%%

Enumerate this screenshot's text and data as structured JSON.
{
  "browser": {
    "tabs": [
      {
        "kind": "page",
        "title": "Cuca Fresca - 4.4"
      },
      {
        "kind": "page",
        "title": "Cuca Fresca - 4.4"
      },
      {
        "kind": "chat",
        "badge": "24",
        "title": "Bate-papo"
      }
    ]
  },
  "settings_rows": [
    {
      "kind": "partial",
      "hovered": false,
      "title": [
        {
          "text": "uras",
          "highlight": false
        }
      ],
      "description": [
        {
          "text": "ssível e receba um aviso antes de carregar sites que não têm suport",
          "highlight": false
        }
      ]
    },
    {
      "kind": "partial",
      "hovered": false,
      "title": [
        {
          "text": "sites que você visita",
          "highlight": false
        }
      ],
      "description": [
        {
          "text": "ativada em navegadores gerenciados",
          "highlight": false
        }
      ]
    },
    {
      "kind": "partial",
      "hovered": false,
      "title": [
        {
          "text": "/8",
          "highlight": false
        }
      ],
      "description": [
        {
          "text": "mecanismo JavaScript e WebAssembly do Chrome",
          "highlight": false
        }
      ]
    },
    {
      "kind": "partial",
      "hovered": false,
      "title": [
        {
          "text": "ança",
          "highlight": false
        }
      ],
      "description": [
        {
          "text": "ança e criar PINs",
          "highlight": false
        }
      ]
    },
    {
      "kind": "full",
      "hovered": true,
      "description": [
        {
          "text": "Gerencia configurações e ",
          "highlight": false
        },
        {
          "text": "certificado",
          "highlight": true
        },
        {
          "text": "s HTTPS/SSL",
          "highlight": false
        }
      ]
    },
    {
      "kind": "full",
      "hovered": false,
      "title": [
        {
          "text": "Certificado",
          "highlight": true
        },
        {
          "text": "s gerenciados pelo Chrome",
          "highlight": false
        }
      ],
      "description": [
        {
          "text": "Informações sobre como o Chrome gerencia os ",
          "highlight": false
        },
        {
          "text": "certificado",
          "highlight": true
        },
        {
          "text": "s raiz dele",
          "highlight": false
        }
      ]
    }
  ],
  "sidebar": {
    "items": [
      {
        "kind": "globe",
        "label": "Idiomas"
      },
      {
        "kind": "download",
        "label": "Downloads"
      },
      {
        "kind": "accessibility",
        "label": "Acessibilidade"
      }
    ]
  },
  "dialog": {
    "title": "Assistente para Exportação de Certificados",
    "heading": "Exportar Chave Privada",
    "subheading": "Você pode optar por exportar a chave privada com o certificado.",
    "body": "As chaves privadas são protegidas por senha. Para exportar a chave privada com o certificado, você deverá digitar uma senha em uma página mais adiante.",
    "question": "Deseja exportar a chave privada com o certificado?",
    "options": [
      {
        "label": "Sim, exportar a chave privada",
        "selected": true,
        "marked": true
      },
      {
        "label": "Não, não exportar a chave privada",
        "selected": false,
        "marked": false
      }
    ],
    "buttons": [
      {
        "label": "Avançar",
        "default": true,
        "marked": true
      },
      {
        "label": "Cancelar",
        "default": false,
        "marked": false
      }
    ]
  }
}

%%

[Problem description]
Output the full listing without altering anything.

[Response to this task]
Enumerate this screenshot's text and data as structured JSON.
{
  "browser": {
    "tabs": [
      {
        "kind": "page",
        "title": "Cuca Fresca - 4.4"
      },
      {
        "kind": "page",
        "title": "Cuca Fresca - 4.4"
      },
      {
        "kind": "chat",
        "badge": "24",
        "title": "Bate-papo"
      }
    ]
  },
  "settings_rows": [
    {
      "kind": "partial",
      "hovered": false,
      "title": [
        {
          "text": "uras",
          "highlight": false
        }
      ],
      "description": [
        {
          "text": "ssível e receba um aviso antes de carregar sites que não têm suport",
          "highlight": false
        }
      ]
    },
    {
      "kind": "partial",
      "hovered": false,
      "title": [
        {
          "text": "sites que você visita",
          "highlight": false
        }
      ],
      "description": [
        {
          "text": "ativada em navegadores gerenciados",
          "highlight": false
        }
      ]
    },
    {
      "kind": "partial",
      "hovered": false,
      "title": [
        {
          "text": "/8",
          "highlight": false
        }
      ],
      "description": [
        {
          "text": "mecanismo JavaScript e WebAssembly do Chrome",
          "highlight": false
        }
      ]
    },
    {
      "kind": "partial",
      "hovered": false,
      "title": [
        {
          "text": "ança",
          "highlight": false
        }
      ],
      "description": [
        {
          "text": "ança e criar PINs",
          "highlight": false
        }
      ]
    },
    {
      "kind": "full",
      "hovered": true,
      "description": [
        {
          "text": "Gerencia configurações e ",
          "highlight": false
        },
        {
          "text": "certificado",
          "highlight": true
        },
        {
          "text": "s HTTPS/SSL",
          "highlight": false
        }
      ]
    },
    {
      "kind": "full",
      "hovered": false,
      "title": [
        {
          "text": "Certificado",
          "highlight": true
        },
        {
          "text": "s gerenciados pelo Chrome",
          "highlight": false
        }
      ],
      "description": [
        {
          "text": "Informações sobre como o Chrome gerencia os ",
          "highlight": false
        },
        {
          "text": "certificado",
          "highlight": true
        },
        {
          "text": "s raiz dele",
          "highlight": false
        }
      ]
    }
  ],
  "sidebar": {
    "items": [
      {
        "kind": "globe",
        "label": "Idiomas"
      },
      {
        "kind": "download",
        "label": "Downloads"
      },
      {
        "kind": "accessibility",
        "label": "Acessibilidade"
      }
    ]
  },
  "dialog": {
    "title": "Assistente para Exportação de Certificados",
    "heading": "Exportar Chave Privada",
    "subheading": "Você pode optar por exportar a chave privada com o certificado.",
    "body": "As chaves privadas são protegidas por senha. Para exportar a chave privada com o certificado, você deverá digitar uma senha em uma página mais adiante.",
    "question": "Deseja exportar a chave privada com o certificado?",
    "options": [
      {
        "label": "Sim, exportar a chave privada",
        "selected": true,
        "marked": true
      },
      {
        "label": "Não, não exportar a chave privada",
        "selected": false,
        "marked": false
      }
    ],
    "buttons": [
      {
        "label": "Avançar",
        "default": true,
        "marked": true
      },
      {
        "label": "Cancelar",
        "default": false,
        "marked": false
      }
    ]
  }
}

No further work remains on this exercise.